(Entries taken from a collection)

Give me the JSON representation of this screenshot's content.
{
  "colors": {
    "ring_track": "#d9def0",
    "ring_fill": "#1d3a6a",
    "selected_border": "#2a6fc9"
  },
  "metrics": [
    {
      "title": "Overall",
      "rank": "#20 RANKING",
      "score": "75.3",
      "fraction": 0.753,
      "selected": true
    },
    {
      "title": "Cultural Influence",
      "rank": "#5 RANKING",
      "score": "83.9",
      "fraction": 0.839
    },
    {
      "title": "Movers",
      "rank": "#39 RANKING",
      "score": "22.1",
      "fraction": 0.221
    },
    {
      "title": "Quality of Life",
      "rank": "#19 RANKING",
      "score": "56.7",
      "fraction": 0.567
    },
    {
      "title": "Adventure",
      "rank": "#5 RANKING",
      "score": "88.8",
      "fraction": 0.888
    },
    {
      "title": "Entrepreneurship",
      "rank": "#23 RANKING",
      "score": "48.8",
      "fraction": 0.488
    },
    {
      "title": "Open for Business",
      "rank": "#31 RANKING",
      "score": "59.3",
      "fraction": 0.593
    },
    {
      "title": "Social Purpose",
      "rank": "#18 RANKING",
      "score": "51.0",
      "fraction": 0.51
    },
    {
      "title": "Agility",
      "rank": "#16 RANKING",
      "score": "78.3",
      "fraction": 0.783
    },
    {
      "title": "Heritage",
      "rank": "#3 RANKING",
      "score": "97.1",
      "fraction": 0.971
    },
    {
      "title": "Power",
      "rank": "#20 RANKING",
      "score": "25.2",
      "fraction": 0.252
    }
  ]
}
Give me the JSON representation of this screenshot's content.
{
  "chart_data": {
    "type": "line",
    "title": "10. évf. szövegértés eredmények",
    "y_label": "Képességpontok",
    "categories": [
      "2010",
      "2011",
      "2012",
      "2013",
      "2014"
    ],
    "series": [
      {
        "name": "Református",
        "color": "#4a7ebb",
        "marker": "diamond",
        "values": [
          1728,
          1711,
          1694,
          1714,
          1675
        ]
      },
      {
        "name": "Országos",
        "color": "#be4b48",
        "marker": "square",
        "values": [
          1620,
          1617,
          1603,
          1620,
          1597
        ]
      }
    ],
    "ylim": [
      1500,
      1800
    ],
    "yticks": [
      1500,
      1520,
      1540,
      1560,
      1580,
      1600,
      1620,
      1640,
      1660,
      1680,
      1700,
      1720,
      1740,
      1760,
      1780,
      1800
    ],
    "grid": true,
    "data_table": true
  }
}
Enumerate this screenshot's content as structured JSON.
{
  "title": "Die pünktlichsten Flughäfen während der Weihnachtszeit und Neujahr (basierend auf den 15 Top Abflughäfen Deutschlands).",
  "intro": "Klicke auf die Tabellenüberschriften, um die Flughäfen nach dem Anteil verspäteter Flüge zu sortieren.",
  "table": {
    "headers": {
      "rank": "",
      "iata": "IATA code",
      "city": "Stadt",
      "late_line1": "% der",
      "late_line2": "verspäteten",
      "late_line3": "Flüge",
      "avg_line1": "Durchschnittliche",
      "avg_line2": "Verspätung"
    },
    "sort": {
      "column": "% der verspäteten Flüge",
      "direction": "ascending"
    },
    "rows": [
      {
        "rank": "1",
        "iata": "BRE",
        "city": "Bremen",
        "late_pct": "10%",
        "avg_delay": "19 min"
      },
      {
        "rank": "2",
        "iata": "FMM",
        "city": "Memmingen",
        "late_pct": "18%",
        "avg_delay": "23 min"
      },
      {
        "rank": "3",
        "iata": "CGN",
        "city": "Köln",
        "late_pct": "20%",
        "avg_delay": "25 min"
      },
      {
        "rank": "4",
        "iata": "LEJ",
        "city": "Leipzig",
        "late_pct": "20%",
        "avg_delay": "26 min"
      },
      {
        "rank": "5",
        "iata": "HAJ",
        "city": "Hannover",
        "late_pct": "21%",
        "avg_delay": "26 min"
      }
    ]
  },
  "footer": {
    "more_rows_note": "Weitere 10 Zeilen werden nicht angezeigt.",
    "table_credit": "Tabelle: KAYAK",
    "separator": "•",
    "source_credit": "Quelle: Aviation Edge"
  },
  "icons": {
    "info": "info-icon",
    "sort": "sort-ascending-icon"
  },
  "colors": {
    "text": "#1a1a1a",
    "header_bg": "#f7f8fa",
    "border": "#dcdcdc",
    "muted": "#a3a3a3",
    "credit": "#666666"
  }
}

**REQUIREMENT**
Recopy the entries above exactly, with every line included.

**ANSWER TO THE EXERCISE**
Give me the JSON representation of this screenshot's content.
{
  "colors": {
    "ring_track": "#d9def0",
    "ring_fill": "#1d3a6a",
    "selected_border": "#2a6fc9"
  },
  "metrics": [
    {
      "title": "Overall",
      "rank": "#20 RANKING",
      "score": "75.3",
      "fraction": 0.753,
      "selected": true
    },
    {
      "title": "Cultural Influence",
      "rank": "#5 RANKING",
      "score": "83.9",
      "fraction": 0.839
    },
    {
      "title": "Movers",
      "rank": "#39 RANKING",
      "score": "22.1",
      "fraction": 0.221
    },
    {
      "title": "Quality of Life",
      "rank": "#19 RANKING",
      "score": "56.7",
      "fraction": 0.567
    },
    {
      "title": "Adventure",
      "rank": "#5 RANKING",
      "score": "88.8",
      "fraction": 0.888
    },
    {
      "title": "Entrepreneurship",
      "rank": "#23 RANKING",
      "score": "48.8",
      "fraction": 0.488
    },
    {
      "title": "Open for Business",
      "rank": "#31 RANKING",
      "score": "59.3",
      "fraction": 0.593
    },
    {
      "title": "Social Purpose",
      "rank": "#18 RANKING",
      "score": "51.0",
      "fraction": 0.51
    },
    {
      "title": "Agility",
      "rank": "#16 RANKING",
      "score": "78.3",
      "fraction": 0.783
    },
    {
      "title": "Heritage",
      "rank": "#3 RANKING",
      "score": "97.1",
      "fraction": 0.971
    },
    {
      "title": "Power",
      "rank": "#20 RANKING",
      "score": "25.2",
      "fraction": 0.252
    }
  ]
}
Give me the JSON representation of this screenshot's content.
{
  "chart_data": {
    "type": "line",
    "title": "10. évf. szövegértés eredmények",
    "y_label": "Képességpontok",
    "categories": [
      "2010",
      "2011",
      "2012",
      "2013",
      "2014"
    ],
    "series": [
      {
        "name": "Református",
        "color": "#4a7ebb",
        "marker": "diamond",
        "values": [
          1728,
          1711,
          1694,
          1714,
          1675
        ]
      },
      {
        "name": "Országos",
        "color": "#be4b48",
        "marker": "square",
        "values": [
          1620,
          1617,
          1603,
          1620,
          1597
        ]
      }
    ],
    "ylim": [
      1500,
      1800
    ],
    "yticks": [
      1500,
      1520,
      1540,
      1560,
      1580,
      1600,
      1620,
      1640,
      1660,
      1680,
      1700,
      1720,
      1740,
      1760,
      1780,
      1800
    ],
    "grid": true,
    "data_table": true
  }
}
Enumerate this screenshot's content as structured JSON.
{
  "title": "Die pünktlichsten Flughäfen während der Weihnachtszeit und Neujahr (basierend auf den 15 Top Abflughäfen Deutschlands).",
  "intro": "Klicke auf die Tabellenüberschriften, um die Flughäfen nach dem Anteil verspäteter Flüge zu sortieren.",
  "table": {
    "headers": {
      "rank": "",
      "iata": "IATA code",
      "city": "Stadt",
      "late_line1": "% der",
      "late_line2": "verspäteten",
      "late_line3": "Flüge",
      "avg_line1": "Durchschnittliche",
      "avg_line2": "Verspätung"
    },
    "sort": {
      "column": "% der verspäteten Flüge",
      "direction": "ascending"
    },
    "rows": [
      {
        "rank": "1",
        "iata": "BRE",
        "city": "Bremen",
        "late_pct": "10%",
        "avg_delay": "19 min"
      },
      {
        "rank": "2",
        "iata": "FMM",
        "city": "Memmingen",
        "late_pct": "18%",
        "avg_delay": "23 min"
      },
      {
        "rank": "3",
        "iata": "CGN",
        "city": "Köln",
        "late_pct": "20%",
        "avg_delay": "25 min"
      },
      {
        "rank": "4",
        "iata": "LEJ",
        "city": "Leipzig",
        "late_pct": "20%",
        "avg_delay": "26 min"
      },
      {
        "rank": "5",
        "iata": "HAJ",
        "city": "Hannover",
        "late_pct": "21%",
        "avg_delay": "26 min"
      }
    ]
  },
  "footer": {
    "more_rows_note": "Weitere 10 Zeilen werden nicht angezeigt.",
    "table_credit": "Tabelle: KAYAK",
    "separator": "•",
    "source_credit": "Quelle: Aviation Edge"
  },
  "icons": {
    "info": "info-icon",
    "sort": "sort-ascending-icon"
  },
  "colors": {
    "text": "#1a1a1a",
    "header_bg": "#f7f8fa",
    "border": "#dcdcdc",
    "muted": "#a3a3a3",
    "credit": "#666666"
  }
}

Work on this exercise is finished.